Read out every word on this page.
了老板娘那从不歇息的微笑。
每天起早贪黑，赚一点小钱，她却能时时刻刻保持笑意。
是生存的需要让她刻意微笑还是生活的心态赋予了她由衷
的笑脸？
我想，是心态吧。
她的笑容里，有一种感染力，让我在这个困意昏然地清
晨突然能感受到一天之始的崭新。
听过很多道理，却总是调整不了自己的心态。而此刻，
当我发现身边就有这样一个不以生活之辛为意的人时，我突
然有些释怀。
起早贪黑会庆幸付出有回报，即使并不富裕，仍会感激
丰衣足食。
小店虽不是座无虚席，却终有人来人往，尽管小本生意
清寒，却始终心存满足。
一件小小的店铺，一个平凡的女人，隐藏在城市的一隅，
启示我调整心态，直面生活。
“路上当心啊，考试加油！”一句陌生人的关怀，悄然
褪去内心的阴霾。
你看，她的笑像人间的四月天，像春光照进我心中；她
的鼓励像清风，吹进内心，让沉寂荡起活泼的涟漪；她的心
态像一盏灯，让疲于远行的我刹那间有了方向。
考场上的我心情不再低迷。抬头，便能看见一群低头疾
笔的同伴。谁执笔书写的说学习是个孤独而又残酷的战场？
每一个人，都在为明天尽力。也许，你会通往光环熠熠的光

=======

### [WHAT TO WORK ON]
Write out the entries in full, exactly as given.

### [EXERCISE OUTPUT]
Read out every word on this page.
了老板娘那从不歇息的微笑。
每天起早贪黑，赚一点小钱，她却能时时刻刻保持笑意。
是生存的需要让她刻意微笑还是生活的心态赋予了她由衷
的笑脸？
我想，是心态吧。
她的笑容里，有一种感染力，让我在这个困意昏然地清
晨突然能感受到一天之始的崭新。
听过很多道理，却总是调整不了自己的心态。而此刻，
当我发现身边就有这样一个不以生活之辛为意的人时，我突
然有些释怀。
起早贪黑会庆幸付出有回报，即使并不富裕，仍会感激
丰衣足食。
小店虽不是座无虚席，却终有人来人往，尽管小本生意
清寒，却始终心存满足。
一件小小的店铺，一个平凡的女人，隐藏在城市的一隅，
启示我调整心态，直面生活。
“路上当心啊，考试加油！”一句陌生人的关怀，悄然
褪去内心的阴霾。
你看，她的笑像人间的四月天，像春光照进我心中；她
的鼓励像清风，吹进内心，让沉寂荡起活泼的涟漪；她的心
态像一盏灯，让疲于远行的我刹那间有了方向。
考场上的我心情不再低迷。抬头，便能看见一群低头疾
笔的同伴。谁执笔书写的说学习是个孤独而又残酷的战场？
每一个人，都在为明天尽力。也许，你会通往光环熠熠的光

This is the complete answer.